* Written task *
Omit every image, and transcribe the remaining entries exactly as given.

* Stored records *
--
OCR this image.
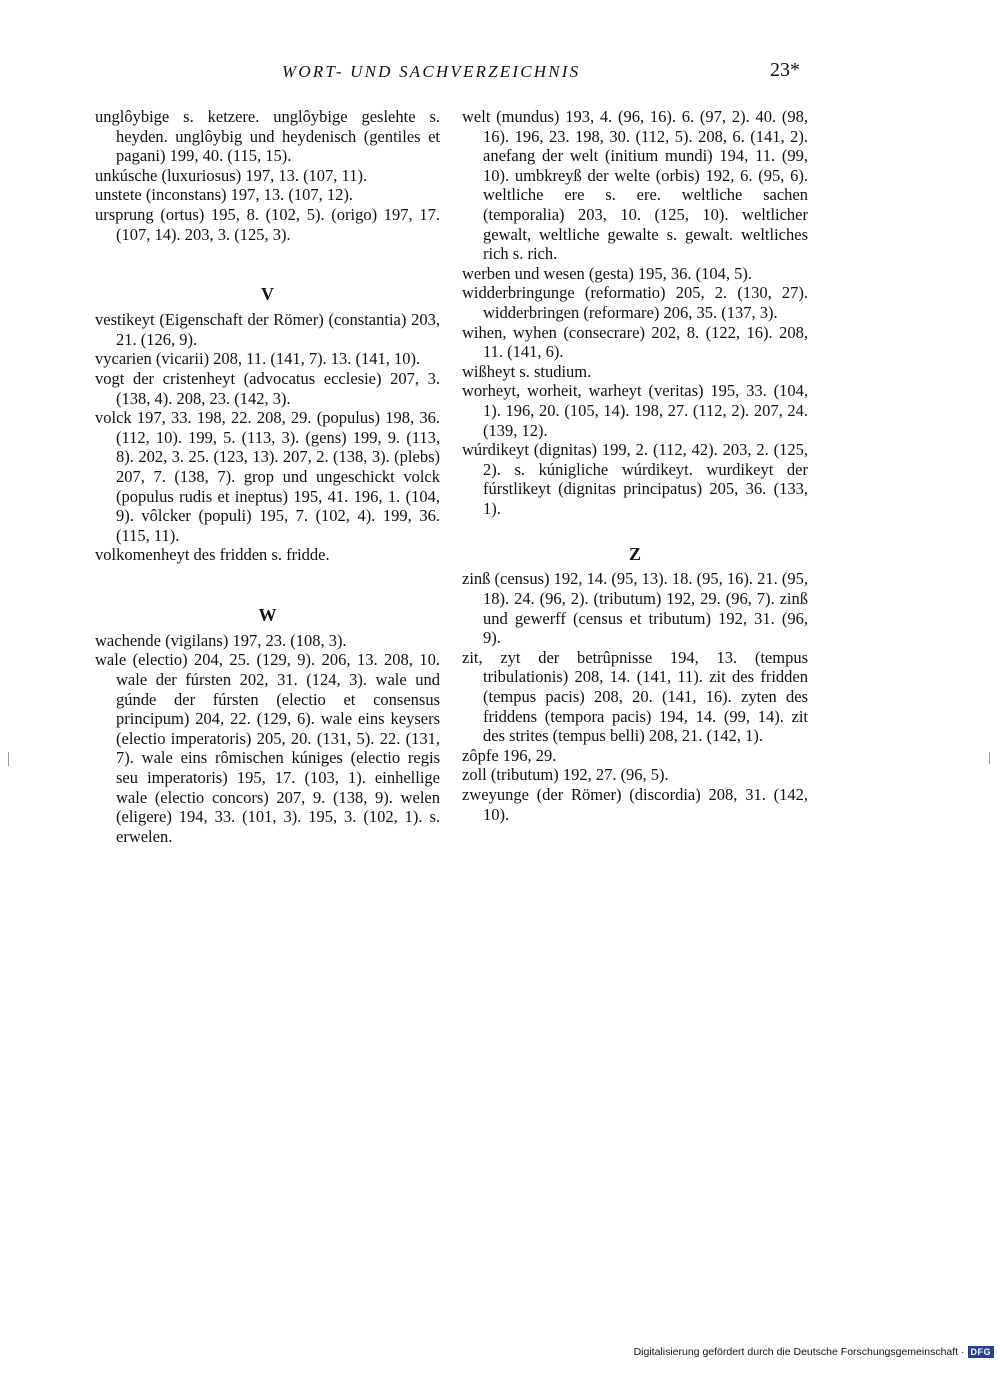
WORT- UND SACHVERZEICHNIS	23*
unglôybige s. ketzere. unglôybige geslehte s. heyden. unglôybig und heydenisch (gentiles et pagani) 199, 40. (115, 15).
unkúsche (luxuriosus) 197, 13. (107, 11).
unstete (inconstans) 197, 13. (107, 12).
ursprung (ortus) 195, 8. (102, 5). (origo) 197, 17. (107, 14). 203, 3. (125, 3).
V
vestikeyt (Eigenschaft der Römer) (constantia) 203, 21. (126, 9).
vycarien (vicarii) 208, 11. (141, 7). 13. (141, 10).
vogt der cristenheyt (advocatus ecclesie) 207, 3. (138, 4). 208, 23. (142, 3).
volck 197, 33. 198, 22. 208, 29. (populus) 198, 36. (112, 10). 199, 5. (113, 3). (gens) 199, 9. (113, 8). 202, 3. 25. (123, 13). 207, 2. (138, 3). (plebs) 207, 7. (138, 7). grop und ungeschickt volck (populus rudis et ineptus) 195, 41. 196, 1. (104, 9). vôlcker (populi) 195, 7. (102, 4). 199, 36. (115, 11).
volkomenheyt des fridden s. fridde.
W
wachende (vigilans) 197, 23. (108, 3).
wale (electio) 204, 25. (129, 9). 206, 13. 208, 10. wale der fúrsten 202, 31. (124, 3). wale und gúnde der fúrsten (electio et consensus principum) 204, 22. (129, 6). wale eins keysers (electio imperatoris) 205, 20. (131, 5). 22. (131, 7). wale eins rômischen kúniges (electio regis seu imperatoris) 195, 17. (103, 1). einhellige wale (electio concors) 207, 9. (138, 9). welen (eligere) 194, 33. (101, 3). 195, 3. (102, 1). s. erwelen.
welt (mundus) 193, 4. (96, 16). 6. (97, 2). 40. (98, 16). 196, 23. 198, 30. (112, 5). 208, 6. (141, 2). anefang der welt (initium mundi) 194, 11. (99, 10). umbkreyß der welte (orbis) 192, 6. (95, 6). weltliche ere s. ere. weltliche sachen (temporalia) 203, 10. (125, 10). weltlicher gewalt, weltliche gewalte s. gewalt. weltliches rich s. rich.
werben und wesen (gesta) 195, 36. (104, 5).
widderbringunge (reformatio) 205, 2. (130, 27). widderbringen (reformare) 206, 35. (137, 3).
wihen, wyhen (consecrare) 202, 8. (122, 16). 208, 11. (141, 6).
wißheyt s. studium.
worheyt, worheit, warheyt (veritas) 195, 33. (104, 1). 196, 20. (105, 14). 198, 27. (112, 2). 207, 24. (139, 12).
wúrdikeyt (dignitas) 199, 2. (112, 42). 203, 2. (125, 2). s. kúnigliche wúrdikeyt. wurdikeyt der fúrstlikeyt (dignitas principatus) 205, 36. (133, 1).
Z
zinß (census) 192, 14. (95, 13). 18. (95, 16). 21. (95, 18). 24. (96, 2). (tributum) 192, 29. (96, 7). zinß und gewerff (census et tributum) 192, 31. (96, 9).
zit, zyt der betrûpnisse 194, 13. (tempus tribulationis) 208, 14. (141, 11). zit des fridden (tempus pacis) 208, 20. (141, 16). zyten des friddens (tempora pacis) 194, 14. (99, 14). zit des strites (tempus belli) 208, 21. (142, 1).
zôpfe 196, 29.
zoll (tributum) 192, 27. (96, 5).
zweyunge (der Römer) (discordia) 208, 31. (142, 10).
Digitalisierung gefördert durch die Deutsche Forschungsgemeinschaft · DFG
--
* Result of this task *
OCR this image.
WORT- UND SACHVERZEICHNIS	23*
unglôybige s. ketzere. unglôybige geslehte s. heyden. unglôybig und heydenisch (gentiles et pagani) 199, 40. (115, 15).
unkúsche (luxuriosus) 197, 13. (107, 11).
unstete (inconstans) 197, 13. (107, 12).
ursprung (ortus) 195, 8. (102, 5). (origo) 197, 17. (107, 14). 203, 3. (125, 3).
V
vestikeyt (Eigenschaft der Römer) (constantia) 203, 21. (126, 9).
vycarien (vicarii) 208, 11. (141, 7). 13. (141, 10).
vogt der cristenheyt (advocatus ecclesie) 207, 3. (138, 4). 208, 23. (142, 3).
volck 197, 33. 198, 22. 208, 29. (populus) 198, 36. (112, 10). 199, 5. (113, 3). (gens) 199, 9. (113, 8). 202, 3. 25. (123, 13). 207, 2. (138, 3). (plebs) 207, 7. (138, 7). grop und ungeschickt volck (populus rudis et ineptus) 195, 41. 196, 1. (104, 9). vôlcker (populi) 195, 7. (102, 4). 199, 36. (115, 11).
volkomenheyt des fridden s. fridde.
W
wachende (vigilans) 197, 23. (108, 3).
wale (electio) 204, 25. (129, 9). 206, 13. 208, 10. wale der fúrsten 202, 31. (124, 3). wale und gúnde der fúrsten (electio et consensus principum) 204, 22. (129, 6). wale eins keysers (electio imperatoris) 205, 20. (131, 5). 22. (131, 7). wale eins rômischen kúniges (electio regis seu imperatoris) 195, 17. (103, 1). einhellige wale (electio concors) 207, 9. (138, 9). welen (eligere) 194, 33. (101, 3). 195, 3. (102, 1). s. erwelen.
welt (mundus) 193, 4. (96, 16). 6. (97, 2). 40. (98, 16). 196, 23. 198, 30. (112, 5). 208, 6. (141, 2). anefang der welt (initium mundi) 194, 11. (99, 10). umbkreyß der welte (orbis) 192, 6. (95, 6). weltliche ere s. ere. weltliche sachen (temporalia) 203, 10. (125, 10). weltlicher gewalt, weltliche gewalte s. gewalt. weltliches rich s. rich.
werben und wesen (gesta) 195, 36. (104, 5).
widderbringunge (reformatio) 205, 2. (130, 27). widderbringen (reformare) 206, 35. (137, 3).
wihen, wyhen (consecrare) 202, 8. (122, 16). 208, 11. (141, 6).
wißheyt s. studium.
worheyt, worheit, warheyt (veritas) 195, 33. (104, 1). 196, 20. (105, 14). 198, 27. (112, 2). 207, 24. (139, 12).
wúrdikeyt (dignitas) 199, 2. (112, 42). 203, 2. (125, 2). s. kúnigliche wúrdikeyt. wurdikeyt der fúrstlikeyt (dignitas principatus) 205, 36. (133, 1).
Z
zinß (census) 192, 14. (95, 13). 18. (95, 16). 21. (95, 18). 24. (96, 2). (tributum) 192, 29. (96, 7). zinß und gewerff (census et tributum) 192, 31. (96, 9).
zit, zyt der betrûpnisse 194, 13. (tempus tribulationis) 208, 14. (141, 11). zit des fridden (tempus pacis) 208, 20. (141, 16). zyten des friddens (tempora pacis) 194, 14. (99, 14). zit des strites (tempus belli) 208, 21. (142, 1).
zôpfe 196, 29.
zoll (tributum) 192, 27. (96, 5).
zweyunge (der Römer) (discordia) 208, 31. (142, 10).
Digitalisierung gefördert durch die Deutsche Forschungsgemeinschaft · DFG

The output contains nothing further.